▸ **Your instructions**: Every record that follows must be duplicated exactly, with images left out.

▸ **Provided entries**:
— Start —

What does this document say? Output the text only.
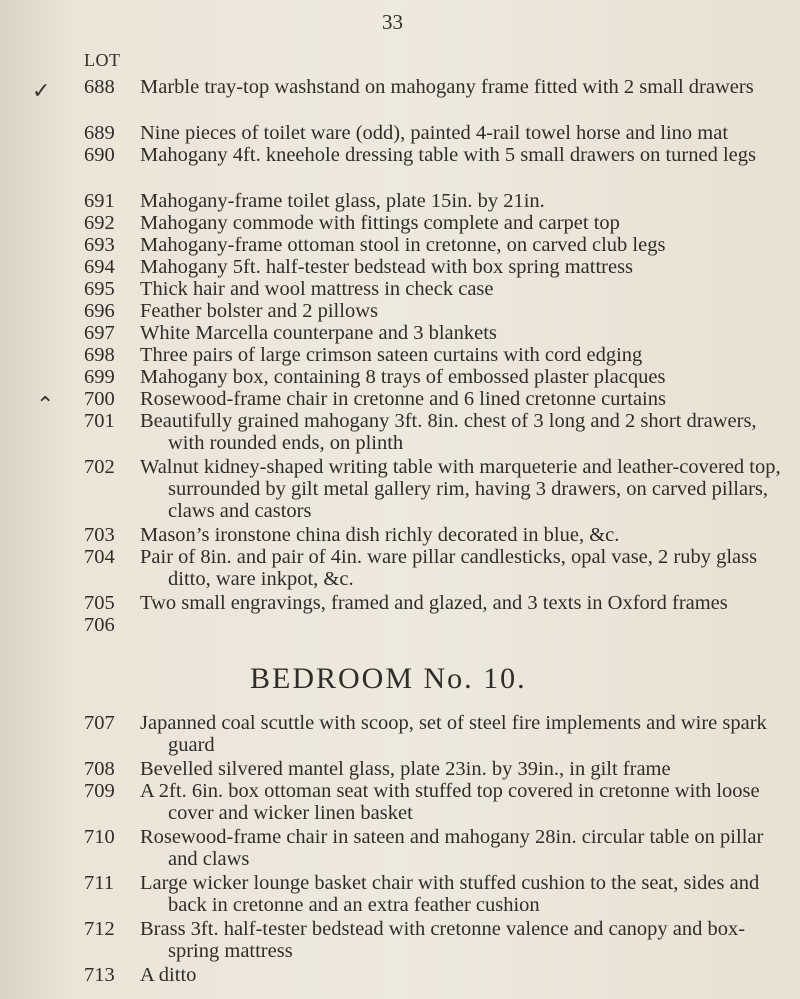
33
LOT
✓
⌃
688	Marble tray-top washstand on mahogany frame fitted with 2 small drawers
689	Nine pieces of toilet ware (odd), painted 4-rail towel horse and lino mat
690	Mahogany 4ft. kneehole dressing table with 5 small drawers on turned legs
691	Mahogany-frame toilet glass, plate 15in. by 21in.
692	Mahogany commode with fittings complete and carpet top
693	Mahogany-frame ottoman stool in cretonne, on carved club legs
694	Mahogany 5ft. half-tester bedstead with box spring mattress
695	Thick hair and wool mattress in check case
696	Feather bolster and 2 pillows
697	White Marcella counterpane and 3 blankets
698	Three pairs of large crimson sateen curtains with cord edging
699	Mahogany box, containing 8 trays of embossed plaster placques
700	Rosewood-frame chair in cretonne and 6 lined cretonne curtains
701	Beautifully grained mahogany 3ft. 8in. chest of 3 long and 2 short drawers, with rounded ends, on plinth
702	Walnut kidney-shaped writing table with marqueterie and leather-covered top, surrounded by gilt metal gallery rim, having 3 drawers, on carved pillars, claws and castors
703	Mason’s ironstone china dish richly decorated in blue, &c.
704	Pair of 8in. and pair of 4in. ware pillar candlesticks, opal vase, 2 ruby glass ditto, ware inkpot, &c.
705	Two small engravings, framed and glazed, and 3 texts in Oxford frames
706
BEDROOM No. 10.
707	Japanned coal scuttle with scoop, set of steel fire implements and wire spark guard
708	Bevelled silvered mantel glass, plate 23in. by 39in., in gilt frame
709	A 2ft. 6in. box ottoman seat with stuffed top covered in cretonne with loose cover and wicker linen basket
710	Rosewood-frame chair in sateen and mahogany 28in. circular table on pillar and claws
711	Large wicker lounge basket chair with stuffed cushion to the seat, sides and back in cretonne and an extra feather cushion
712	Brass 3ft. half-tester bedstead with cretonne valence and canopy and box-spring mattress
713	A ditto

— End —

▸ **Task response**:
What does this document say? Output the text only.
33
LOT
✓
⌃
688	Marble tray-top washstand on mahogany frame fitted with 2 small drawers
689	Nine pieces of toilet ware (odd), painted 4-rail towel horse and lino mat
690	Mahogany 4ft. kneehole dressing table with 5 small drawers on turned legs
691	Mahogany-frame toilet glass, plate 15in. by 21in.
692	Mahogany commode with fittings complete and carpet top
693	Mahogany-frame ottoman stool in cretonne, on carved club legs
694	Mahogany 5ft. half-tester bedstead with box spring mattress
695	Thick hair and wool mattress in check case
696	Feather bolster and 2 pillows
697	White Marcella counterpane and 3 blankets
698	Three pairs of large crimson sateen curtains with cord edging
699	Mahogany box, containing 8 trays of embossed plaster placques
700	Rosewood-frame chair in cretonne and 6 lined cretonne curtains
701	Beautifully grained mahogany 3ft. 8in. chest of 3 long and 2 short drawers, with rounded ends, on plinth
702	Walnut kidney-shaped writing table with marqueterie and leather-covered top, surrounded by gilt metal gallery rim, having 3 drawers, on carved pillars, claws and castors
703	Mason’s ironstone china dish richly decorated in blue, &c.
704	Pair of 8in. and pair of 4in. ware pillar candlesticks, opal vase, 2 ruby glass ditto, ware inkpot, &c.
705	Two small engravings, framed and glazed, and 3 texts in Oxford frames
706
BEDROOM No. 10.
707	Japanned coal scuttle with scoop, set of steel fire implements and wire spark guard
708	Bevelled silvered mantel glass, plate 23in. by 39in., in gilt frame
709	A 2ft. 6in. box ottoman seat with stuffed top covered in cretonne with loose cover and wicker linen basket
710	Rosewood-frame chair in sateen and mahogany 28in. circular table on pillar and claws
711	Large wicker lounge basket chair with stuffed cushion to the seat, sides and back in cretonne and an extra feather cushion
712	Brass 3ft. half-tester bedstead with cretonne valence and canopy and box-spring mattress
713	A ditto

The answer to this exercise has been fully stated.